» Given task:
Copy the lines verbatim, beginning with the line that contains "link-sok-forrad[interactable]: Sök förråd" and stopping after the line that contains "11 1773 63</box>".

Region annotation records:
((

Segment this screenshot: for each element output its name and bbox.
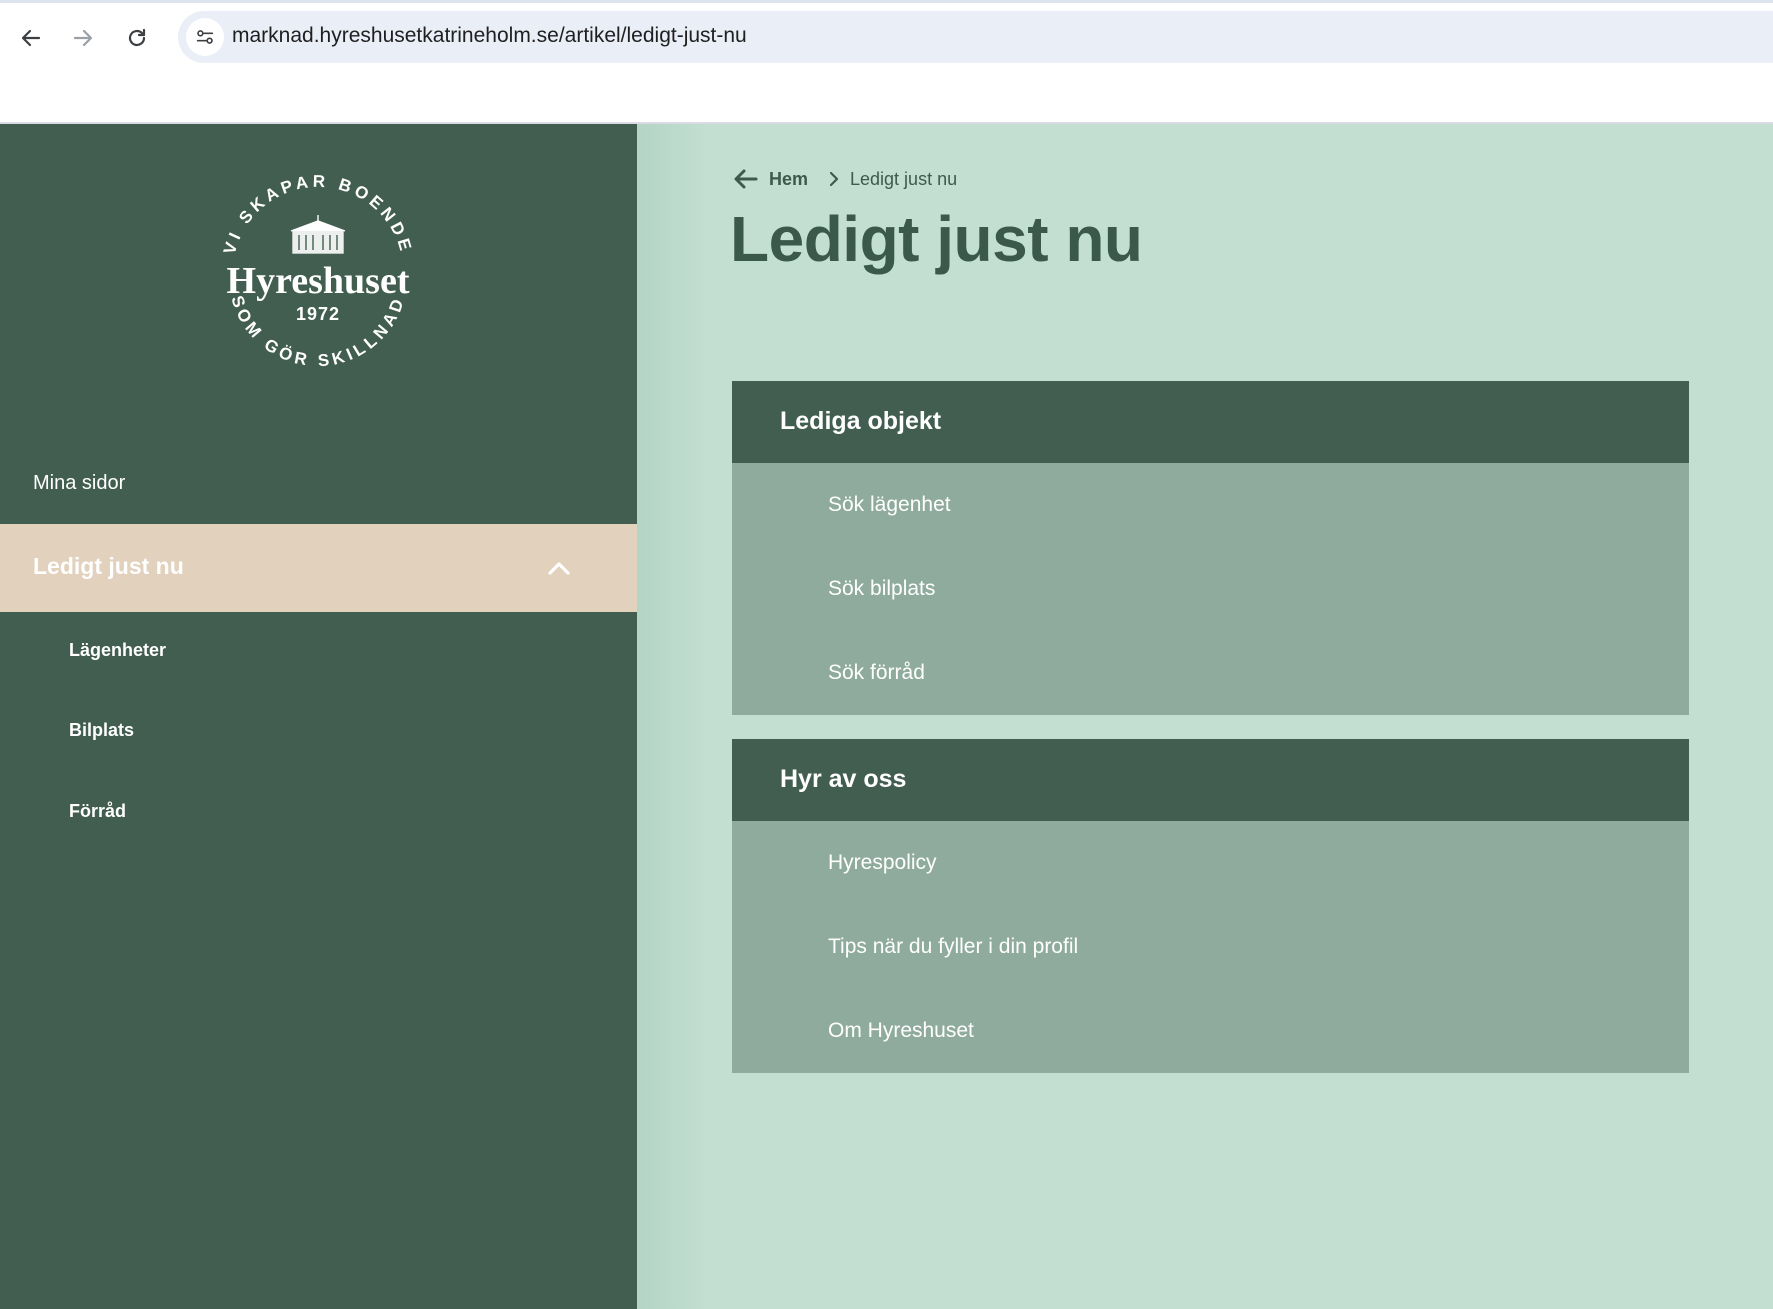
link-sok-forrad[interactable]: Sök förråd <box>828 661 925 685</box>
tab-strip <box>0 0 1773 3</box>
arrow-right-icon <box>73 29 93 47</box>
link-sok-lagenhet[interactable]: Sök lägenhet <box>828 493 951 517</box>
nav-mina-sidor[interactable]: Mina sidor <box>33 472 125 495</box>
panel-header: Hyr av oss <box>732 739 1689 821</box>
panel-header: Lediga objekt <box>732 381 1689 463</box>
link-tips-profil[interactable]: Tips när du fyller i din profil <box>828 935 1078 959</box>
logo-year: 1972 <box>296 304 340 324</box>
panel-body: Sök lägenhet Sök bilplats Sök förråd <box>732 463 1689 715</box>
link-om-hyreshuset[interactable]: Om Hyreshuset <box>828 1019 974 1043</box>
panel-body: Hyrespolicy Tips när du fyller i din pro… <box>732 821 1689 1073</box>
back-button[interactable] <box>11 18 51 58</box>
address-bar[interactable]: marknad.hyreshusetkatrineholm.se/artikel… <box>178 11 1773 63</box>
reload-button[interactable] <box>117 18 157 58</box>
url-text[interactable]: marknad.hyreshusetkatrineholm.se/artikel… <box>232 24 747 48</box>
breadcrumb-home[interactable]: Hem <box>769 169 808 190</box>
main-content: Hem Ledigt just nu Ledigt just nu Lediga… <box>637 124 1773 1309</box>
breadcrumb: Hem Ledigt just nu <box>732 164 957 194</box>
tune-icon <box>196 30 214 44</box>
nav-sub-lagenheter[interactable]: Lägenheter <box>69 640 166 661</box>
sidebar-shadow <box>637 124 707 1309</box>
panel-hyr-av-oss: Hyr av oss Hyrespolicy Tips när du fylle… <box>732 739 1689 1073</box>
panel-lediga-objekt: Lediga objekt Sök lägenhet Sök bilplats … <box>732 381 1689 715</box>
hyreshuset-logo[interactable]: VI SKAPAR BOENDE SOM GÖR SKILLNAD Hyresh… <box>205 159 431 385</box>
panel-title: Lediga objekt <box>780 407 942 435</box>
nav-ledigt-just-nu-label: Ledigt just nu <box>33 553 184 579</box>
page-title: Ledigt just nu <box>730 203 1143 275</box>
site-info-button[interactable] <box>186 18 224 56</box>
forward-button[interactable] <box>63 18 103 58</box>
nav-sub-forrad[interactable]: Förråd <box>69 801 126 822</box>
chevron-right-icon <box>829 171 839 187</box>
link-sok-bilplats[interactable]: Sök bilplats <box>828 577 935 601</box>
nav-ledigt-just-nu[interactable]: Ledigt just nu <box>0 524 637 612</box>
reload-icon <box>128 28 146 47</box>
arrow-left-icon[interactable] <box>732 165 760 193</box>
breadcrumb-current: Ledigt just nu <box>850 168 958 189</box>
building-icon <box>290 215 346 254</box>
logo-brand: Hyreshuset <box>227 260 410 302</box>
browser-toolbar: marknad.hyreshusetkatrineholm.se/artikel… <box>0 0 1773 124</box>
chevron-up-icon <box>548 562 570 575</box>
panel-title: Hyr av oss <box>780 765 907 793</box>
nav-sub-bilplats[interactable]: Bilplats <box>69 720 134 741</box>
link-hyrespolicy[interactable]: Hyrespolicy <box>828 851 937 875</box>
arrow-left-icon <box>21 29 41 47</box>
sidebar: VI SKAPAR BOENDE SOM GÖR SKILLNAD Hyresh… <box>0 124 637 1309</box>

))

» Solution to this exercise:
link-sok-forrad[interactable]: Sök förråd <box>828 661 925 685</box>
tab-strip <box>0 0 1773 3</box>
arrow-right-icon <box>73 29 93 47</box>
link-sok-lagenhet[interactable]: Sök lägenhet <box>828 493 951 517</box>
nav-mina-sidor[interactable]: Mina sidor <box>33 472 125 495</box>
panel-header: Hyr av oss <box>732 739 1689 821</box>
panel-header: Lediga objekt <box>732 381 1689 463</box>
link-tips-profil[interactable]: Tips när du fyller i din profil <box>828 935 1078 959</box>
logo-year: 1972 <box>296 304 340 324</box>
panel-body: Sök lägenhet Sök bilplats Sök förråd <box>732 463 1689 715</box>
link-om-hyreshuset[interactable]: Om Hyreshuset <box>828 1019 974 1043</box>
panel-body: Hyrespolicy Tips när du fyller i din pro… <box>732 821 1689 1073</box>
back-button[interactable] <box>11 18 51 58</box>
address-bar[interactable]: marknad.hyreshusetkatrineholm.se/artikel… <box>178 11 1773 63</box>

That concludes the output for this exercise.